AIM
Locate the word "nDÉCISION" in the data below, then copy every line that holds it.

(Figure data in JSON)
....
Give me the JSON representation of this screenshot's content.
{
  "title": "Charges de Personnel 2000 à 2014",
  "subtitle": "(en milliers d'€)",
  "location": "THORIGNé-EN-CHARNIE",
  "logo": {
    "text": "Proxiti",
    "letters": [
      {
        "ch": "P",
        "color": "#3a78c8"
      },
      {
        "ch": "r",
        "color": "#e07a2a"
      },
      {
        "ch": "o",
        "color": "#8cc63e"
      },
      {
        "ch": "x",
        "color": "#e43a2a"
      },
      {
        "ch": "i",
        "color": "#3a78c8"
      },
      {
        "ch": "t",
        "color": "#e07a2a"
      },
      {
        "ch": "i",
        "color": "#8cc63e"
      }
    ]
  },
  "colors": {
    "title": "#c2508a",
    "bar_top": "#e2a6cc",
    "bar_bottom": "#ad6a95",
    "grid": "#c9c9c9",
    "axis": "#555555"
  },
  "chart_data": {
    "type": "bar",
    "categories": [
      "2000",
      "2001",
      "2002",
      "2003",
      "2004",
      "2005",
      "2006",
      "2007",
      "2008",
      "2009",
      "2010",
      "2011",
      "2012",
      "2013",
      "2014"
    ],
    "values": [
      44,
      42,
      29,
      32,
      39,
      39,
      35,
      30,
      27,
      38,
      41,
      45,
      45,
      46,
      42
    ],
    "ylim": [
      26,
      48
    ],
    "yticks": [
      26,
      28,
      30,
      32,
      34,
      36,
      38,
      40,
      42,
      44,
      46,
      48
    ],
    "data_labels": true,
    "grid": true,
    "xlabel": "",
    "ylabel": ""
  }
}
....
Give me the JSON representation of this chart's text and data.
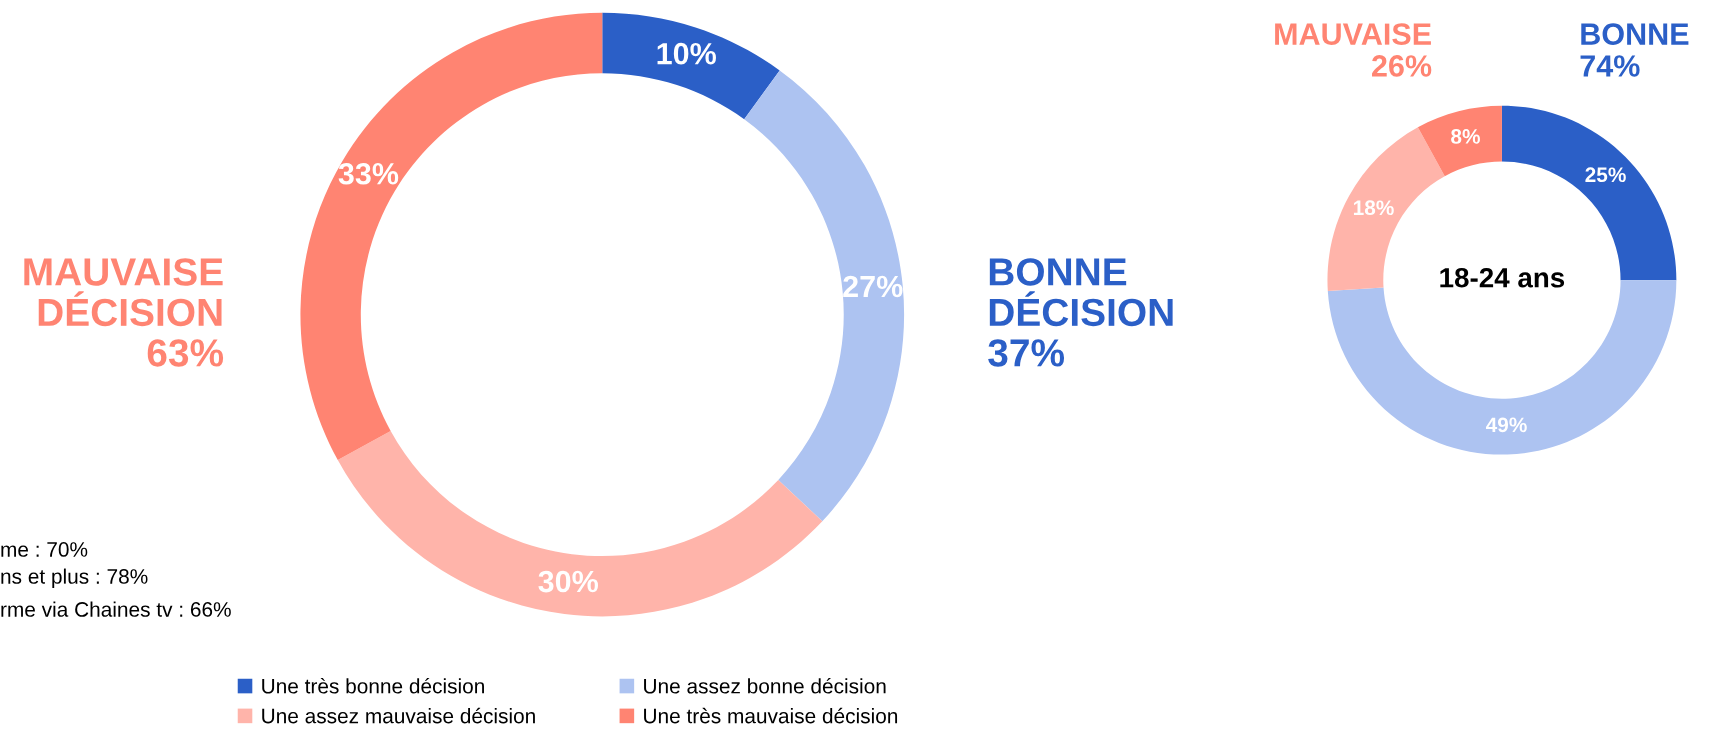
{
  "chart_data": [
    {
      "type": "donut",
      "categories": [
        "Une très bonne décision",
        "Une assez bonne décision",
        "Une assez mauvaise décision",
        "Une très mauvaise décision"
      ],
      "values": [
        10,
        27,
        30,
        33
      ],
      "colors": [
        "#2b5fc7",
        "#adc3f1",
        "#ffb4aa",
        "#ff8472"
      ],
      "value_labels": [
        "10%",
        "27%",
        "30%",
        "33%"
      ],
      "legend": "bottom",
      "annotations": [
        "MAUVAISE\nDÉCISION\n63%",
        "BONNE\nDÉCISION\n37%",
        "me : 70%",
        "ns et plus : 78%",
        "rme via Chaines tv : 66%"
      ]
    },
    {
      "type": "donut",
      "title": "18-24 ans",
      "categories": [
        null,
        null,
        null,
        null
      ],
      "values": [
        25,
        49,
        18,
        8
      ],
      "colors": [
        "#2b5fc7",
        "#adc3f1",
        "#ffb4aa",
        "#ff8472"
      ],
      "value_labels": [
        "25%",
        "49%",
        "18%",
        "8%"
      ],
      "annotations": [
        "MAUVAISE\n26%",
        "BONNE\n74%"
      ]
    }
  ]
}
....
FINISHED TASK
        "MAUVAISE\nDÉCISION\n63%",
        "BONNE\nDÉCISION\n37%",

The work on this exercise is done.